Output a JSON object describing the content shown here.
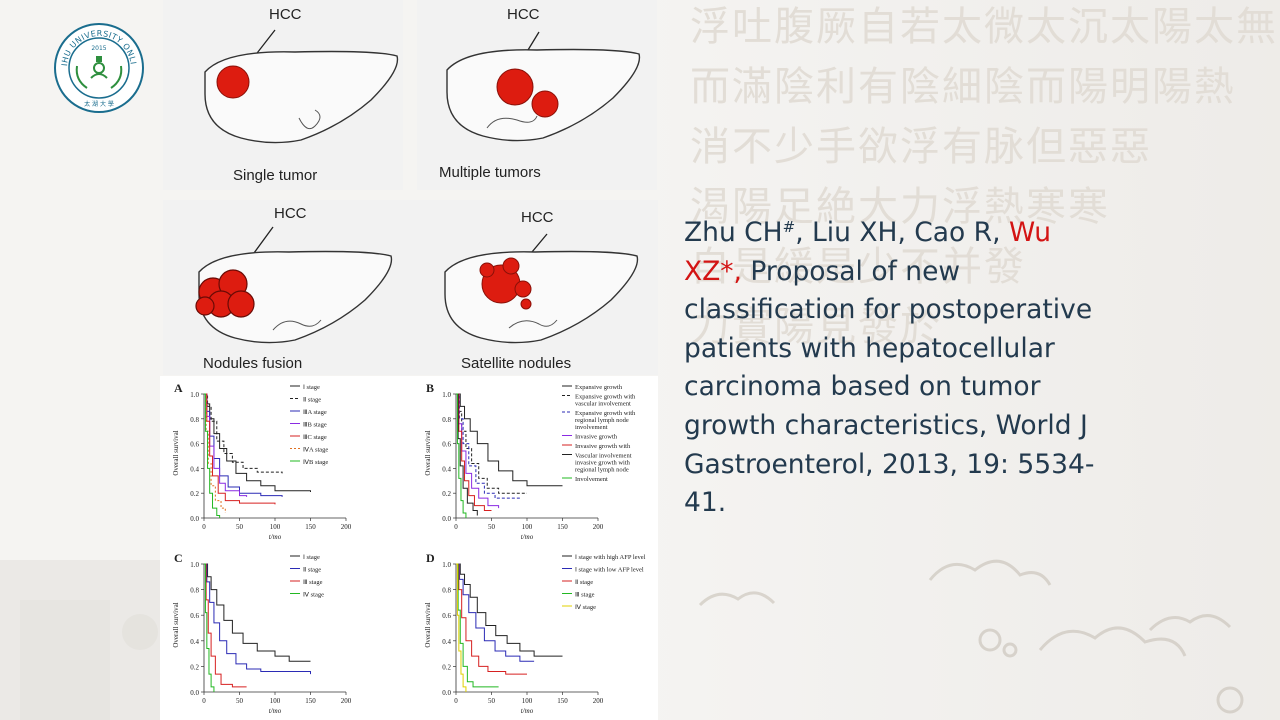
{
  "logo": {
    "ring_text": "TAIHU UNIVERSITY ONLINE",
    "year": "2015",
    "bottom_text": "太 湖 大 學",
    "color": "#1a6d8e"
  },
  "background_glyphs": [
    "浮吐腹厥自若太微太沉太陽太無",
    "而滿陰利有陰細陰而陽明陽熱",
    "消不少手欲浮有脉但惡惡",
    "渴陽足絶大力浮熱寒寒",
    "自是緩是少不并發",
    "力實陽見發於"
  ],
  "liver_diagrams": [
    {
      "hcc": "HCC",
      "caption": "Single tumor"
    },
    {
      "hcc": "HCC",
      "caption": "Multiple tumors"
    },
    {
      "hcc": "HCC",
      "caption": "Nodules fusion"
    },
    {
      "hcc": "HCC",
      "caption": "Satellite nodules"
    }
  ],
  "tumor_color": "#dd1c10",
  "km_common": {
    "ylabel": "Overall survival",
    "xlabel": "t/mo",
    "yticks": [
      "0.0",
      "0.2",
      "0.4",
      "0.6",
      "0.8",
      "1.0"
    ],
    "xticks": [
      "0",
      "50",
      "100",
      "150",
      "200"
    ]
  },
  "km_panels": [
    {
      "letter": "A",
      "legend": [
        "Ⅰ stage",
        "Ⅱ stage",
        "ⅢA stage",
        "ⅢB stage",
        "ⅢC stage",
        "ⅣA stage",
        "ⅣB stage"
      ]
    },
    {
      "letter": "B",
      "legend": [
        "Expansive growth",
        "Expansive growth with vascular involvement",
        "Expansive growth with regional lymph node involvement",
        "Invasive growth",
        "Invasive growth with",
        "Vascular involvement invasive growth with regional lymph node",
        "Involvement"
      ]
    },
    {
      "letter": "C",
      "legend": [
        "Ⅰ stage",
        "Ⅱ stage",
        "Ⅲ stage",
        "Ⅳ stage"
      ]
    },
    {
      "letter": "D",
      "legend": [
        "Ⅰ stage with high AFP level",
        "Ⅰ stage with low AFP level",
        "Ⅱ stage",
        "Ⅲ stage",
        "Ⅳ stage"
      ]
    }
  ],
  "citation": {
    "authors_part1": "Zhu CH",
    "sup": "#",
    "authors_part2": ", Liu XH, Cao R, ",
    "corresponding": "Wu XZ*,",
    "body": " Proposal of new classification for postoperative patients with hepatocellular carcinoma based on tumor growth characteristics, World J Gastroenterol, 2013, 19: 5534-41."
  }
}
######
Required work: What are the lines above that hold the string "node"? Copy them.

Finished exercise:
        "Expansive growth with regional lymph node involvement",
        "Vascular involvement invasive growth with regional lymph node",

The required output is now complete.